> CHALLENGE
Leave out the pictures and repeat the data exactly.
-- START OF ENTRIES SHOWN --
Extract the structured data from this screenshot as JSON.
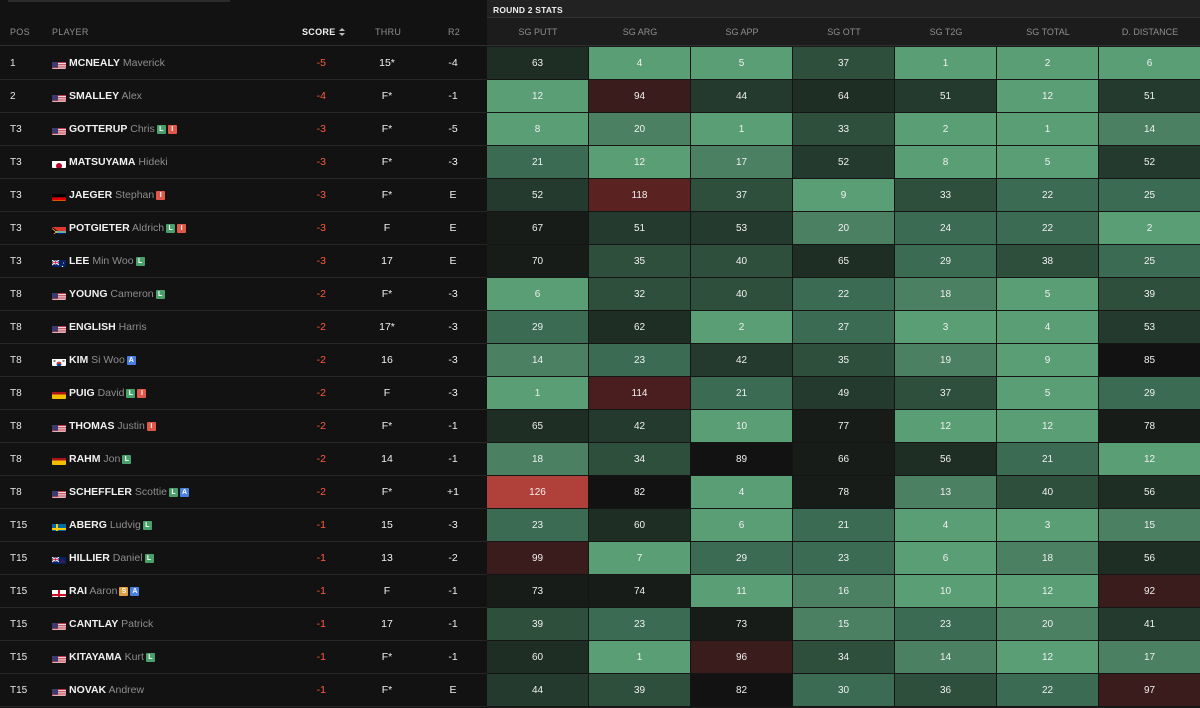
{
  "headers": {
    "pos": "POS",
    "player": "PLAYER",
    "score": "SCORE",
    "thru": "THRU",
    "r2": "R2"
  },
  "stats_title": "ROUND 2 STATS",
  "stat_headers": [
    "SG PUTT",
    "SG ARG",
    "SG APP",
    "SG OTT",
    "SG T2G",
    "SG TOTAL",
    "D. DISTANCE"
  ],
  "colors": {
    "score_red": "#ff5a3c",
    "heat_best": "#5a9e76",
    "heat_worst": "#b0413a"
  },
  "players": [
    {
      "pos": "1",
      "country": "USA",
      "last": "MCNEALY",
      "first": "Maverick",
      "badges": [],
      "score": "-5",
      "thru": "15*",
      "r2": "-4",
      "stats": [
        63,
        4,
        5,
        37,
        1,
        2,
        6
      ]
    },
    {
      "pos": "2",
      "country": "USA",
      "last": "SMALLEY",
      "first": "Alex",
      "badges": [],
      "score": "-4",
      "thru": "F*",
      "r2": "-1",
      "stats": [
        12,
        94,
        44,
        64,
        51,
        12,
        51
      ]
    },
    {
      "pos": "T3",
      "country": "USA",
      "last": "GOTTERUP",
      "first": "Chris",
      "badges": [
        "L",
        "I"
      ],
      "score": "-3",
      "thru": "F*",
      "r2": "-5",
      "stats": [
        8,
        20,
        1,
        33,
        2,
        1,
        14
      ]
    },
    {
      "pos": "T3",
      "country": "JPN",
      "last": "MATSUYAMA",
      "first": "Hideki",
      "badges": [],
      "score": "-3",
      "thru": "F*",
      "r2": "-3",
      "stats": [
        21,
        12,
        17,
        52,
        8,
        5,
        52
      ]
    },
    {
      "pos": "T3",
      "country": "GER",
      "last": "JAEGER",
      "first": "Stephan",
      "badges": [
        "I"
      ],
      "score": "-3",
      "thru": "F*",
      "r2": "E",
      "stats": [
        52,
        118,
        37,
        9,
        33,
        22,
        25
      ]
    },
    {
      "pos": "T3",
      "country": "RSA",
      "last": "POTGIETER",
      "first": "Aldrich",
      "badges": [
        "L",
        "I"
      ],
      "score": "-3",
      "thru": "F",
      "r2": "E",
      "stats": [
        67,
        51,
        53,
        20,
        24,
        22,
        2
      ]
    },
    {
      "pos": "T3",
      "country": "AUS",
      "last": "LEE",
      "first": "Min Woo",
      "badges": [
        "L"
      ],
      "score": "-3",
      "thru": "17",
      "r2": "E",
      "stats": [
        70,
        35,
        40,
        65,
        29,
        38,
        25
      ]
    },
    {
      "pos": "T8",
      "country": "USA",
      "last": "YOUNG",
      "first": "Cameron",
      "badges": [
        "L"
      ],
      "score": "-2",
      "thru": "F*",
      "r2": "-3",
      "stats": [
        6,
        32,
        40,
        22,
        18,
        5,
        39
      ]
    },
    {
      "pos": "T8",
      "country": "USA",
      "last": "ENGLISH",
      "first": "Harris",
      "badges": [],
      "score": "-2",
      "thru": "17*",
      "r2": "-3",
      "stats": [
        29,
        62,
        2,
        27,
        3,
        4,
        53
      ]
    },
    {
      "pos": "T8",
      "country": "KOR",
      "last": "KIM",
      "first": "Si Woo",
      "badges": [
        "A"
      ],
      "score": "-2",
      "thru": "16",
      "r2": "-3",
      "stats": [
        14,
        23,
        42,
        35,
        19,
        9,
        85
      ]
    },
    {
      "pos": "T8",
      "country": "ESP",
      "last": "PUIG",
      "first": "David",
      "badges": [
        "L",
        "I"
      ],
      "score": "-2",
      "thru": "F",
      "r2": "-3",
      "stats": [
        1,
        114,
        21,
        49,
        37,
        5,
        29
      ]
    },
    {
      "pos": "T8",
      "country": "USA",
      "last": "THOMAS",
      "first": "Justin",
      "badges": [
        "I"
      ],
      "score": "-2",
      "thru": "F*",
      "r2": "-1",
      "stats": [
        65,
        42,
        10,
        77,
        12,
        12,
        78
      ]
    },
    {
      "pos": "T8",
      "country": "ESP",
      "last": "RAHM",
      "first": "Jon",
      "badges": [
        "L"
      ],
      "score": "-2",
      "thru": "14",
      "r2": "-1",
      "stats": [
        18,
        34,
        89,
        66,
        56,
        21,
        12
      ]
    },
    {
      "pos": "T8",
      "country": "USA",
      "last": "SCHEFFLER",
      "first": "Scottie",
      "badges": [
        "L",
        "A"
      ],
      "score": "-2",
      "thru": "F*",
      "r2": "+1",
      "stats": [
        126,
        82,
        4,
        78,
        13,
        40,
        56
      ]
    },
    {
      "pos": "T15",
      "country": "SWE",
      "last": "ABERG",
      "first": "Ludvig",
      "badges": [
        "L"
      ],
      "score": "-1",
      "thru": "15",
      "r2": "-3",
      "stats": [
        23,
        60,
        6,
        21,
        4,
        3,
        15
      ]
    },
    {
      "pos": "T15",
      "country": "NZL",
      "last": "HILLIER",
      "first": "Daniel",
      "badges": [
        "L"
      ],
      "score": "-1",
      "thru": "13",
      "r2": "-2",
      "stats": [
        99,
        7,
        29,
        23,
        6,
        18,
        56
      ]
    },
    {
      "pos": "T15",
      "country": "ENG",
      "last": "RAI",
      "first": "Aaron",
      "badges": [
        "S",
        "A"
      ],
      "score": "-1",
      "thru": "F",
      "r2": "-1",
      "stats": [
        73,
        74,
        11,
        16,
        10,
        12,
        92
      ]
    },
    {
      "pos": "T15",
      "country": "USA",
      "last": "CANTLAY",
      "first": "Patrick",
      "badges": [],
      "score": "-1",
      "thru": "17",
      "r2": "-1",
      "stats": [
        39,
        23,
        73,
        15,
        23,
        20,
        41
      ]
    },
    {
      "pos": "T15",
      "country": "USA",
      "last": "KITAYAMA",
      "first": "Kurt",
      "badges": [
        "L"
      ],
      "score": "-1",
      "thru": "F*",
      "r2": "-1",
      "stats": [
        60,
        1,
        96,
        34,
        14,
        12,
        17
      ]
    },
    {
      "pos": "T15",
      "country": "USA",
      "last": "NOVAK",
      "first": "Andrew",
      "badges": [],
      "score": "-1",
      "thru": "F*",
      "r2": "E",
      "stats": [
        44,
        39,
        82,
        30,
        36,
        22,
        97
      ]
    }
  ]
}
-- END OF ENTRIES SHOWN --
> THE SOLUTION
Extract the structured data from this screenshot as JSON.
{
  "headers": {
    "pos": "POS",
    "player": "PLAYER",
    "score": "SCORE",
    "thru": "THRU",
    "r2": "R2"
  },
  "stats_title": "ROUND 2 STATS",
  "stat_headers": [
    "SG PUTT",
    "SG ARG",
    "SG APP",
    "SG OTT",
    "SG T2G",
    "SG TOTAL",
    "D. DISTANCE"
  ],
  "colors": {
    "score_red": "#ff5a3c",
    "heat_best": "#5a9e76",
    "heat_worst": "#b0413a"
  },
  "players": [
    {
      "pos": "1",
      "country": "USA",
      "last": "MCNEALY",
      "first": "Maverick",
      "badges": [],
      "score": "-5",
      "thru": "15*",
      "r2": "-4",
      "stats": [
        63,
        4,
        5,
        37,
        1,
        2,
        6
      ]
    },
    {
      "pos": "2",
      "country": "USA",
      "last": "SMALLEY",
      "first": "Alex",
      "badges": [],
      "score": "-4",
      "thru": "F*",
      "r2": "-1",
      "stats": [
        12,
        94,
        44,
        64,
        51,
        12,
        51
      ]
    },
    {
      "pos": "T3",
      "country": "USA",
      "last": "GOTTERUP",
      "first": "Chris",
      "badges": [
        "L",
        "I"
      ],
      "score": "-3",
      "thru": "F*",
      "r2": "-5",
      "stats": [
        8,
        20,
        1,
        33,
        2,
        1,
        14
      ]
    },
    {
      "pos": "T3",
      "country": "JPN",
      "last": "MATSUYAMA",
      "first": "Hideki",
      "badges": [],
      "score": "-3",
      "thru": "F*",
      "r2": "-3",
      "stats": [
        21,
        12,
        17,
        52,
        8,
        5,
        52
      ]
    },
    {
      "pos": "T3",
      "country": "GER",
      "last": "JAEGER",
      "first": "Stephan",
      "badges": [
        "I"
      ],
      "score": "-3",
      "thru": "F*",
      "r2": "E",
      "stats": [
        52,
        118,
        37,
        9,
        33,
        22,
        25
      ]
    },
    {
      "pos": "T3",
      "country": "RSA",
      "last": "POTGIETER",
      "first": "Aldrich",
      "badges": [
        "L",
        "I"
      ],
      "score": "-3",
      "thru": "F",
      "r2": "E",
      "stats": [
        67,
        51,
        53,
        20,
        24,
        22,
        2
      ]
    },
    {
      "pos": "T3",
      "country": "AUS",
      "last": "LEE",
      "first": "Min Woo",
      "badges": [
        "L"
      ],
      "score": "-3",
      "thru": "17",
      "r2": "E",
      "stats": [
        70,
        35,
        40,
        65,
        29,
        38,
        25
      ]
    },
    {
      "pos": "T8",
      "country": "USA",
      "last": "YOUNG",
      "first": "Cameron",
      "badges": [
        "L"
      ],
      "score": "-2",
      "thru": "F*",
      "r2": "-3",
      "stats": [
        6,
        32,
        40,
        22,
        18,
        5,
        39
      ]
    },
    {
      "pos": "T8",
      "country": "USA",
      "last": "ENGLISH",
      "first": "Harris",
      "badges": [],
      "score": "-2",
      "thru": "17*",
      "r2": "-3",
      "stats": [
        29,
        62,
        2,
        27,
        3,
        4,
        53
      ]
    },
    {
      "pos": "T8",
      "country": "KOR",
      "last": "KIM",
      "first": "Si Woo",
      "badges": [
        "A"
      ],
      "score": "-2",
      "thru": "16",
      "r2": "-3",
      "stats": [
        14,
        23,
        42,
        35,
        19,
        9,
        85
      ]
    },
    {
      "pos": "T8",
      "country": "ESP",
      "last": "PUIG",
      "first": "David",
      "badges": [
        "L",
        "I"
      ],
      "score": "-2",
      "thru": "F",
      "r2": "-3",
      "stats": [
        1,
        114,
        21,
        49,
        37,
        5,
        29
      ]
    },
    {
      "pos": "T8",
      "country": "USA",
      "last": "THOMAS",
      "first": "Justin",
      "badges": [
        "I"
      ],
      "score": "-2",
      "thru": "F*",
      "r2": "-1",
      "stats": [
        65,
        42,
        10,
        77,
        12,
        12,
        78
      ]
    },
    {
      "pos": "T8",
      "country": "ESP",
      "last": "RAHM",
      "first": "Jon",
      "badges": [
        "L"
      ],
      "score": "-2",
      "thru": "14",
      "r2": "-1",
      "stats": [
        18,
        34,
        89,
        66,
        56,
        21,
        12
      ]
    },
    {
      "pos": "T8",
      "country": "USA",
      "last": "SCHEFFLER",
      "first": "Scottie",
      "badges": [
        "L",
        "A"
      ],
      "score": "-2",
      "thru": "F*",
      "r2": "+1",
      "stats": [
        126,
        82,
        4,
        78,
        13,
        40,
        56
      ]
    },
    {
      "pos": "T15",
      "country": "SWE",
      "last": "ABERG",
      "first": "Ludvig",
      "badges": [
        "L"
      ],
      "score": "-1",
      "thru": "15",
      "r2": "-3",
      "stats": [
        23,
        60,
        6,
        21,
        4,
        3,
        15
      ]
    },
    {
      "pos": "T15",
      "country": "NZL",
      "last": "HILLIER",
      "first": "Daniel",
      "badges": [
        "L"
      ],
      "score": "-1",
      "thru": "13",
      "r2": "-2",
      "stats": [
        99,
        7,
        29,
        23,
        6,
        18,
        56
      ]
    },
    {
      "pos": "T15",
      "country": "ENG",
      "last": "RAI",
      "first": "Aaron",
      "badges": [
        "S",
        "A"
      ],
      "score": "-1",
      "thru": "F",
      "r2": "-1",
      "stats": [
        73,
        74,
        11,
        16,
        10,
        12,
        92
      ]
    },
    {
      "pos": "T15",
      "country": "USA",
      "last": "CANTLAY",
      "first": "Patrick",
      "badges": [],
      "score": "-1",
      "thru": "17",
      "r2": "-1",
      "stats": [
        39,
        23,
        73,
        15,
        23,
        20,
        41
      ]
    },
    {
      "pos": "T15",
      "country": "USA",
      "last": "KITAYAMA",
      "first": "Kurt",
      "badges": [
        "L"
      ],
      "score": "-1",
      "thru": "F*",
      "r2": "-1",
      "stats": [
        60,
        1,
        96,
        34,
        14,
        12,
        17
      ]
    },
    {
      "pos": "T15",
      "country": "USA",
      "last": "NOVAK",
      "first": "Andrew",
      "badges": [],
      "score": "-1",
      "thru": "F*",
      "r2": "E",
      "stats": [
        44,
        39,
        82,
        30,
        36,
        22,
        97
      ]
    }
  ]
}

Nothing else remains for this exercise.